* Goal *
Where a line in the listing contains the string "GTPase", copy that line out.

━━━━━━━━━━━━━━━━

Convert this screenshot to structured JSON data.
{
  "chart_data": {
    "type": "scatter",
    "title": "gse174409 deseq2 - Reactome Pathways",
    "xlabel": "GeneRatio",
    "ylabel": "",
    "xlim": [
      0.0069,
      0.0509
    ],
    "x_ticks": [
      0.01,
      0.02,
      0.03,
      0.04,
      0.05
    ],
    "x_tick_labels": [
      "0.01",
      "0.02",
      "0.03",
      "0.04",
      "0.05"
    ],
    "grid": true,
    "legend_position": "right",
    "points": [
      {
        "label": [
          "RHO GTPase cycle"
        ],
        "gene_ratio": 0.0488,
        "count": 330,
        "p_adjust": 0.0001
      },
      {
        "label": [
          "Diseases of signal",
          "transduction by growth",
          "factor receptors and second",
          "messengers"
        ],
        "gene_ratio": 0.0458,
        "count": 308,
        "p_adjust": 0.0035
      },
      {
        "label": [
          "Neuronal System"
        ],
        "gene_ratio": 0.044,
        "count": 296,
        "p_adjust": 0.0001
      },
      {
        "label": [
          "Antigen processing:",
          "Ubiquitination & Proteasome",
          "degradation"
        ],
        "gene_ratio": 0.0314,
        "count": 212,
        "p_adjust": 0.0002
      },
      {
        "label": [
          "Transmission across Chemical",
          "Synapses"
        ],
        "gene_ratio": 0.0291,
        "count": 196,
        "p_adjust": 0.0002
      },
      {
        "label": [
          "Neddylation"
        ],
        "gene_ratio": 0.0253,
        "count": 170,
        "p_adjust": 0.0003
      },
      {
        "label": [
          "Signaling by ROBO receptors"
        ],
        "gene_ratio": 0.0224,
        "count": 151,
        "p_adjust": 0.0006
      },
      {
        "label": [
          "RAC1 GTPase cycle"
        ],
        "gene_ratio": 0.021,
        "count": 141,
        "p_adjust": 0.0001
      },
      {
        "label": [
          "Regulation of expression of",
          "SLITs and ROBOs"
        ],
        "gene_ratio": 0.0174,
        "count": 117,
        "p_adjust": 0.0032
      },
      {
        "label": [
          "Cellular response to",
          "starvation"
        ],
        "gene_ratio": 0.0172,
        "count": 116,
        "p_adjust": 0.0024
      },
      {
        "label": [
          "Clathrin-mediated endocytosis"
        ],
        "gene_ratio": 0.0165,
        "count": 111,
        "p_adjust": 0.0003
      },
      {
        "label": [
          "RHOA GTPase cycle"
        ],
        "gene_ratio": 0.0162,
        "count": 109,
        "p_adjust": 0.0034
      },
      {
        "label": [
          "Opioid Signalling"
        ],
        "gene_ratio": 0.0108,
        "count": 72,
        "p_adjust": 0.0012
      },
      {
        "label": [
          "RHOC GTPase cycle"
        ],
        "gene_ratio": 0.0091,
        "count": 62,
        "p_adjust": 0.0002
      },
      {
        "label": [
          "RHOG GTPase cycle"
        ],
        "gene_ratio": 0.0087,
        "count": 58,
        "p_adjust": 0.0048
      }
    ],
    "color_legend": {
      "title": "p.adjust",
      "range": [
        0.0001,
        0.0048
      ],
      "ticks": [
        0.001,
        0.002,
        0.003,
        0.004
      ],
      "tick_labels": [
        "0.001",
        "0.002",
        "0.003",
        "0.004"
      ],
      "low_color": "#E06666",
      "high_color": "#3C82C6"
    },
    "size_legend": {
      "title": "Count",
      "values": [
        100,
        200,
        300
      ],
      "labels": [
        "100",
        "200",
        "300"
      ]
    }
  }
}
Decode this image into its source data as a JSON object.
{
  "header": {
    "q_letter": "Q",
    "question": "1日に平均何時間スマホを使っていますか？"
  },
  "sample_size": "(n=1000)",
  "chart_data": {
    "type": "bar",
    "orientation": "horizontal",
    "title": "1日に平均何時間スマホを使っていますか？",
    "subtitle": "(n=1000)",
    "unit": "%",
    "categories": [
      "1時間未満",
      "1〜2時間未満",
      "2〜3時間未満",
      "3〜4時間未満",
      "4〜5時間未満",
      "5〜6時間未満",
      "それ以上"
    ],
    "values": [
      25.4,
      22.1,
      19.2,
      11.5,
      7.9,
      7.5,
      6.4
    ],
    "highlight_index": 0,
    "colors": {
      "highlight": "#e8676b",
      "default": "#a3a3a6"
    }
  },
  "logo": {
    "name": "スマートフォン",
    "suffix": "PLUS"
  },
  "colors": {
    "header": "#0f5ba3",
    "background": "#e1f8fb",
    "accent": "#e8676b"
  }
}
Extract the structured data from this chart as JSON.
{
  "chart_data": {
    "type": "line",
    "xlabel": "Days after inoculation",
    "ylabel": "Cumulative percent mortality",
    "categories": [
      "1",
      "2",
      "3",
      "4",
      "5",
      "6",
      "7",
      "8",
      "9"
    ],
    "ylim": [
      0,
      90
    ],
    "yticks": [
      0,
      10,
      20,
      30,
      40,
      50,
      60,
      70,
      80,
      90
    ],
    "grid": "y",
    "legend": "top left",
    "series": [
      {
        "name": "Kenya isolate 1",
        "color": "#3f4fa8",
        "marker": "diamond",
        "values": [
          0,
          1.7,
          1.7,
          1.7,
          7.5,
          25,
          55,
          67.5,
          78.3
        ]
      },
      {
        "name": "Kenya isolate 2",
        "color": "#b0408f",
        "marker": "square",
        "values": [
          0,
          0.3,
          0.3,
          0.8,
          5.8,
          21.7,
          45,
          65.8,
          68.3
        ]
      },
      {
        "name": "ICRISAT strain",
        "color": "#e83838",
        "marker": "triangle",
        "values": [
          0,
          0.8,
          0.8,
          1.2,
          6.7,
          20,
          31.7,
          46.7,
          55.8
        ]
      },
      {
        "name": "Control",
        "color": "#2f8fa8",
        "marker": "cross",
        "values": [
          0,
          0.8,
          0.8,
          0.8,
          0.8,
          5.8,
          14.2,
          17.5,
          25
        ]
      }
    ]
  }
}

━━━━━━━━━━━━━━━━

* Exercise response *
          "RHO GTPase cycle"
          "RAC1 GTPase cycle"
          "RHOA GTPase cycle"
          "RHOC GTPase cycle"
          "RHOG GTPase cycle"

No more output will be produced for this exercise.